### [RECORDED INFORMATION]
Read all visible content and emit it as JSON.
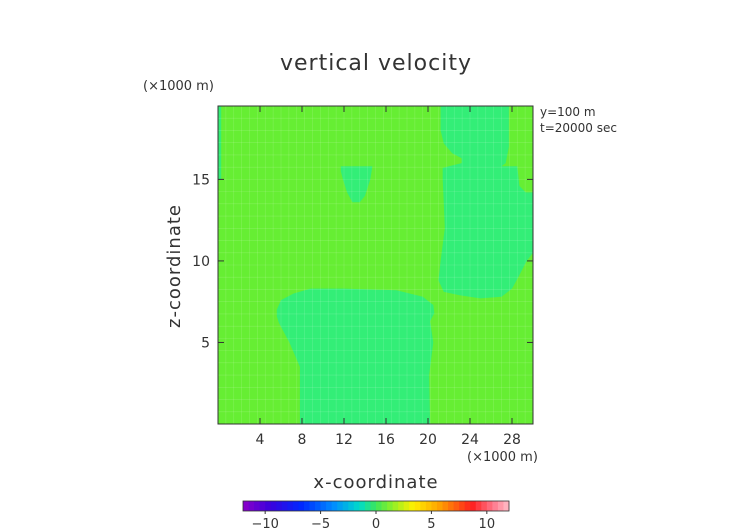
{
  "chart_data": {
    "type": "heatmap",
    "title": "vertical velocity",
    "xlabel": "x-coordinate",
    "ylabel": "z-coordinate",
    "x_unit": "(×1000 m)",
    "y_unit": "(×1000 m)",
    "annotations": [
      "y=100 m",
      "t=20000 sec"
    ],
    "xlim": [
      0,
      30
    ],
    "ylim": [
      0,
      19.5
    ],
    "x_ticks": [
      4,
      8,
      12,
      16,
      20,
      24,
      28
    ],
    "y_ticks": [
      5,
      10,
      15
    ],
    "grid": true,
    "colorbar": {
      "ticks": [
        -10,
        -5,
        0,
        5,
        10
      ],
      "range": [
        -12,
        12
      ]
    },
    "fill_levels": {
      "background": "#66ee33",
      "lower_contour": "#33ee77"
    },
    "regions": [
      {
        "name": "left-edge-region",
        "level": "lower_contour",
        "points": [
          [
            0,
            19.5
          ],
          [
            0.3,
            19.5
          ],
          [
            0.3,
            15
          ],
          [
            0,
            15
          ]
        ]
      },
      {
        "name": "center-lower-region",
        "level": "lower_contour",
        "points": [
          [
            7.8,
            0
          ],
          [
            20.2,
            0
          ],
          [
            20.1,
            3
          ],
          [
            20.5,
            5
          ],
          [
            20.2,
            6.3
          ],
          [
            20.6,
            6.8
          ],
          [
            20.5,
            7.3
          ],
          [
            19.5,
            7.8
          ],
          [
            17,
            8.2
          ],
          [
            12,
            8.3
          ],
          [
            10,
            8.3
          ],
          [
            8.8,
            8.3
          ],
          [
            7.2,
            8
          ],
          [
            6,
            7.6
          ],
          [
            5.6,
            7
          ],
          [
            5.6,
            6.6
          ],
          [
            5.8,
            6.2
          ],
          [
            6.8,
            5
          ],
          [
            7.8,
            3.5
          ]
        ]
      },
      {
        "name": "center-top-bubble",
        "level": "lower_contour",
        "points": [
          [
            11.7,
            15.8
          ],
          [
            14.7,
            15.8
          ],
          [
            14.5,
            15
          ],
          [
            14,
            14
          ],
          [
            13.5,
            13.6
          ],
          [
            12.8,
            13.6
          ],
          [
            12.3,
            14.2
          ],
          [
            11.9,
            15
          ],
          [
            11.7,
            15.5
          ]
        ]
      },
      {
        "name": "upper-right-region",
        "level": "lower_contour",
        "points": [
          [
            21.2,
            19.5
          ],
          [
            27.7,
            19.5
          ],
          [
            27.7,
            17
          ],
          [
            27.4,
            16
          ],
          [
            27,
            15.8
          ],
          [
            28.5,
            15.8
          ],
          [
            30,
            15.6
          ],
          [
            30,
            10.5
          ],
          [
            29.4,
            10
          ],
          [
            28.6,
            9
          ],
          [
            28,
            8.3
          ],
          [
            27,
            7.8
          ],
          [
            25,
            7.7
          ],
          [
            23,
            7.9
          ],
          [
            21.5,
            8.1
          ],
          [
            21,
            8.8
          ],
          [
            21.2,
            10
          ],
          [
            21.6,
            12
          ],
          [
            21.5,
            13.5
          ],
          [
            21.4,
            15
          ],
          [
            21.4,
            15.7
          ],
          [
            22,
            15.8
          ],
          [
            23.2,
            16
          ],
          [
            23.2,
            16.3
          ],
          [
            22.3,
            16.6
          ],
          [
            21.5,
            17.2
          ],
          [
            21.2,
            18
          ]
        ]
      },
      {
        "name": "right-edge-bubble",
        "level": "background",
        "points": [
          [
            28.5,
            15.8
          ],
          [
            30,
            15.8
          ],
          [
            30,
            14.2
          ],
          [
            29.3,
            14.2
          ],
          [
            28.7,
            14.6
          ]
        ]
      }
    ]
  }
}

* * *

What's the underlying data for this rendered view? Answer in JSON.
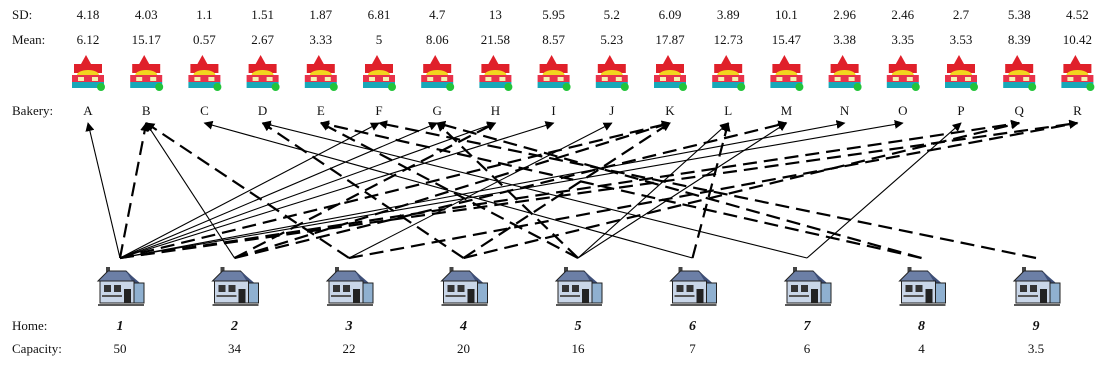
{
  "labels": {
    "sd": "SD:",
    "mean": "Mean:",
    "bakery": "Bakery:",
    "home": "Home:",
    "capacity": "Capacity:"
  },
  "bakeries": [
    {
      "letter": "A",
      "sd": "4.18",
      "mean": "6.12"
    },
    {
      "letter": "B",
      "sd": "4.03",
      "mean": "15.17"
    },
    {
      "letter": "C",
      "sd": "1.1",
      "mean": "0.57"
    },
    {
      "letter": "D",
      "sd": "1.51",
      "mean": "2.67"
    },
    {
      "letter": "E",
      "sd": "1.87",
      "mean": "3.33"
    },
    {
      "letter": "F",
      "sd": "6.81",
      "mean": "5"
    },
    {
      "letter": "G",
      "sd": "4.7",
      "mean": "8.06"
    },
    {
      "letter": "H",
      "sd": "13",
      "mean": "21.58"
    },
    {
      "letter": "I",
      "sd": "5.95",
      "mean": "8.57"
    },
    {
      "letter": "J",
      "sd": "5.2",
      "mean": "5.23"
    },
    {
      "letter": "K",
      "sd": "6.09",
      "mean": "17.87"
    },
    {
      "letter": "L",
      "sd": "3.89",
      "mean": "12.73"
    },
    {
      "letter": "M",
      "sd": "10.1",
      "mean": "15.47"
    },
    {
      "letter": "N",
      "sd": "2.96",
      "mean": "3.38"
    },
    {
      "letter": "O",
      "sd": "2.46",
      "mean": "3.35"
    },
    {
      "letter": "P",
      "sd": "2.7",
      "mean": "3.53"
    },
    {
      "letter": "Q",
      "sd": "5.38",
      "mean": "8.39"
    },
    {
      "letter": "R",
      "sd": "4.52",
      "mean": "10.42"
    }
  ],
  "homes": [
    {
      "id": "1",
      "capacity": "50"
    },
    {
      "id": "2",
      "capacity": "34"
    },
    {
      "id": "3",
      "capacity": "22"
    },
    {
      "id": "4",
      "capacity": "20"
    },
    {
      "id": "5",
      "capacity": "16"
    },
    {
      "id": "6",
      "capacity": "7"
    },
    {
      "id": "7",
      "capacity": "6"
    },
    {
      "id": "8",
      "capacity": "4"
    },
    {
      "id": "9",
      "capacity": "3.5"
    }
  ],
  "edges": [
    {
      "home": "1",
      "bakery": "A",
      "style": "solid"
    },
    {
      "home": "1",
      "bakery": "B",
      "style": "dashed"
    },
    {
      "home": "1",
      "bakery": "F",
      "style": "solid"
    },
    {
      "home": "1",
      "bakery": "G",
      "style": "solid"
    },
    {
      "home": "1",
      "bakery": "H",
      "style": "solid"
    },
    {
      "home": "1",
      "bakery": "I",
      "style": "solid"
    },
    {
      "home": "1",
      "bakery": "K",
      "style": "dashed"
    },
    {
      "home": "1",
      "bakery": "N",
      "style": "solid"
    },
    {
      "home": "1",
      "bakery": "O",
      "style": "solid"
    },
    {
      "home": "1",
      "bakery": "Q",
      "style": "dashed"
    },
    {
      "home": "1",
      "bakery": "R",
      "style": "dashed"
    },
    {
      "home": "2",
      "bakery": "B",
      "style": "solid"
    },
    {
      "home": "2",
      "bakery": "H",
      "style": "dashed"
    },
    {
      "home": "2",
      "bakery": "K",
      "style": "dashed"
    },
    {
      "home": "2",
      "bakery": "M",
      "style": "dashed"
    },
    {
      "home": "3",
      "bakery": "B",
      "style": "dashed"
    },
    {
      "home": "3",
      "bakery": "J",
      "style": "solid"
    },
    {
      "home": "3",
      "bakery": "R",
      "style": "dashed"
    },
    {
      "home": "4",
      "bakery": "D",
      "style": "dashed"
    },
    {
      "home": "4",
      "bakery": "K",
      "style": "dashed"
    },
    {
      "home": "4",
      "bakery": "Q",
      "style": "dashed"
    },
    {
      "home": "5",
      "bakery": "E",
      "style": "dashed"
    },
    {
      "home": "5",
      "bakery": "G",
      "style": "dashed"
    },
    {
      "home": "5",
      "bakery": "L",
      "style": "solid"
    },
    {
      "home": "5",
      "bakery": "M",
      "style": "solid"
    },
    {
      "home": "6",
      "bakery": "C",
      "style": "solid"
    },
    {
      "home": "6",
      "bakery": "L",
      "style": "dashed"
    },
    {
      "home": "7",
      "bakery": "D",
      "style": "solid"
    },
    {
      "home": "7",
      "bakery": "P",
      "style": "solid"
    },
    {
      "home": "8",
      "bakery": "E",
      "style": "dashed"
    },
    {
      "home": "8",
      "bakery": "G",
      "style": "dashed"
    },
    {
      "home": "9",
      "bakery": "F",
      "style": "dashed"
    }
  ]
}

### [EXERCISE DESCRIPTION]
Take every line from the data above that holds "right" and copy it out.

### [RESPONSE TO THIS TASK]
        "name": "upper-right-region",
        "name": "right-edge-bubble",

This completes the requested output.